[BEGIN Given entries]

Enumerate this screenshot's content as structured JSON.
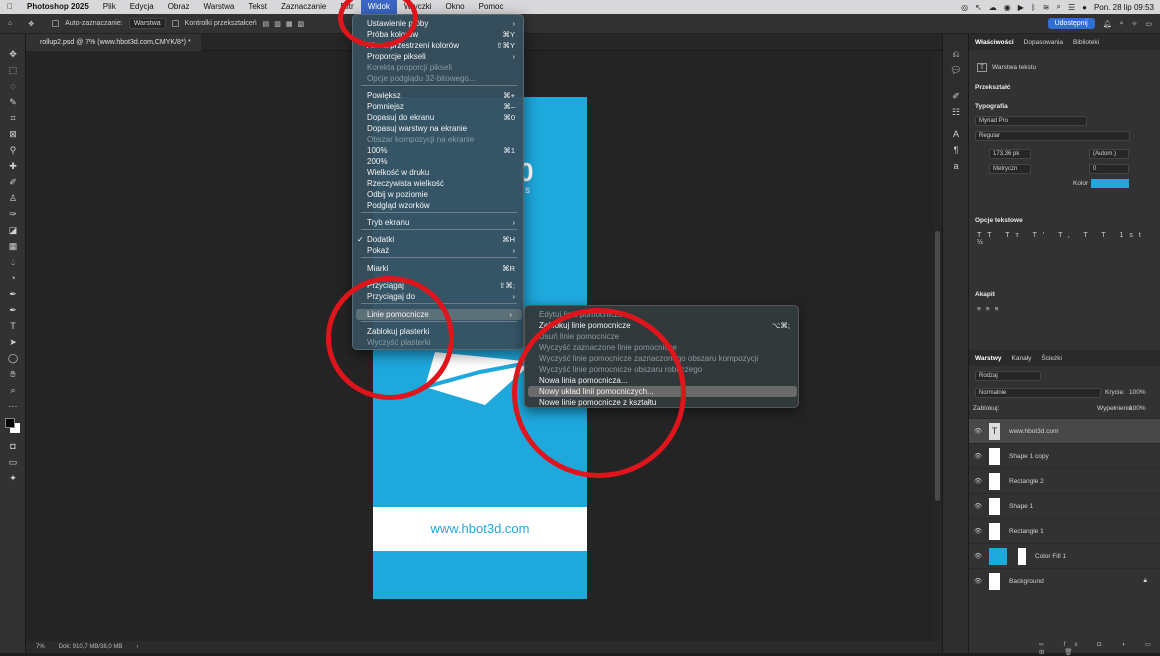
{
  "mac_menu": {
    "app": "Photoshop 2025",
    "items": [
      "Plik",
      "Edycja",
      "Obraz",
      "Warstwa",
      "Tekst",
      "Zaznaczanie",
      "Filtr",
      "Widok",
      "Wtyczki",
      "Okno",
      "Pomoc"
    ],
    "active": "Widok",
    "datetime": "Pon. 28 lip 09:53"
  },
  "options_bar": {
    "auto_select": "Auto-zaznaczanie:",
    "layer_select": "Warstwa",
    "transform": "Kontrolki przekształceń",
    "share": "Udostępnij"
  },
  "document_tab": "rollup2.psd @ 7% (www.hbot3d.com,CMYK/8*) *",
  "document": {
    "url_text": "www.hbot3d.com",
    "partial_text": "0",
    "partial_small": "s"
  },
  "status": {
    "zoom": "7%",
    "doc": "Dok: 910,7 MB/38,0 MB"
  },
  "view_menu": {
    "items": [
      {
        "label": "Ustawienie próby",
        "shortcut": "",
        "arrow": true
      },
      {
        "label": "Próba kolorów",
        "shortcut": "⌘Y"
      },
      {
        "label": "Alarm przestrzeni kolorów",
        "shortcut": "⇧⌘Y"
      },
      {
        "label": "Proporcje pikseli",
        "arrow": true
      },
      {
        "label": "Korekta proporcji pikseli",
        "disabled": true
      },
      {
        "label": "Opcje podglądu 32-bitowego...",
        "disabled": true
      },
      {
        "label": "Powiększ",
        "shortcut": "⌘+"
      },
      {
        "label": "Pomniejsz",
        "shortcut": "⌘–"
      },
      {
        "label": "Dopasuj do ekranu",
        "shortcut": "⌘0"
      },
      {
        "label": "Dopasuj warstwy na ekranie"
      },
      {
        "label": "Obszar kompozycji na ekranie",
        "disabled": true
      },
      {
        "label": "100%",
        "shortcut": "⌘1"
      },
      {
        "label": "200%"
      },
      {
        "label": "Wielkość w druku"
      },
      {
        "label": "Rzeczywista wielkość"
      },
      {
        "label": "Odbij w poziomie"
      },
      {
        "label": "Podgląd wzorków"
      },
      {
        "label": "Tryb ekranu",
        "arrow": true
      },
      {
        "label": "Dodatki",
        "shortcut": "⌘H",
        "checked": true
      },
      {
        "label": "Pokaż",
        "arrow": true
      },
      {
        "label": "Miarki",
        "shortcut": "⌘R"
      },
      {
        "label": "Przyciągaj",
        "shortcut": "⇧⌘;",
        "checked": true
      },
      {
        "label": "Przyciągaj do",
        "arrow": true
      },
      {
        "label": "Linie pomocnicze",
        "arrow": true,
        "highlight": true
      },
      {
        "label": "Zablokuj plasterki"
      },
      {
        "label": "Wyczyść plasterki",
        "disabled": true
      }
    ]
  },
  "guides_submenu": {
    "items": [
      {
        "label": "Edytuj linie pomocnicze",
        "disabled": true
      },
      {
        "label": "Zablokuj linie pomocnicze",
        "shortcut": "⌥⌘;"
      },
      {
        "label": "Usuń linie pomocnicze",
        "disabled": true
      },
      {
        "label": "Wyczyść zaznaczone linie pomocnicze",
        "disabled": true
      },
      {
        "label": "Wyczyść linie pomocnicze zaznaczonego obszaru kompozycji",
        "disabled": true
      },
      {
        "label": "Wyczyść linie pomocnicze obszaru roboczego",
        "disabled": true
      },
      {
        "label": "Nowa linia pomocnicza..."
      },
      {
        "label": "Nowy układ linii pomocniczych...",
        "highlight": true
      },
      {
        "label": "Nowe linie pomocnicze z kształtu"
      }
    ]
  },
  "properties": {
    "tabs": [
      "Właściwości",
      "Dopasowania",
      "Biblioteki"
    ],
    "layer_kind": "Warstwa tekstu",
    "transform": "Przekształć",
    "typography": "Typografia",
    "font": "Myriad Pro",
    "style": "Regular",
    "size": "173,36 pk",
    "leading": "(Autom.)",
    "kerning": "Metryczn",
    "tracking": "0",
    "color_label": "Kolor",
    "color": "#1ea8dc",
    "text_options": "Opcje tekstowe",
    "paragraph": "Akapit"
  },
  "layers": {
    "tabs": [
      "Warstwy",
      "Kanały",
      "Ścieżki"
    ],
    "filter": "Rodzaj",
    "blend": "Normalnie",
    "opacity_label": "Krycie:",
    "opacity": "100%",
    "lock_label": "Zablokuj:",
    "fill_label": "Wypełnienie:",
    "fill": "100%",
    "items": [
      "www.hbot3d.com",
      "Shape 1 copy",
      "Rectangle 2",
      "Shape 1",
      "Rectangle 1",
      "Color Fill 1",
      "Background"
    ]
  }
}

[END Given entries]

● **Written exercise**:
Look over the material above and show each line where "plasterki" appears.

● **Finished task**:
        "label": "Zablokuj plasterki"
        "label": "Wyczyść plasterki",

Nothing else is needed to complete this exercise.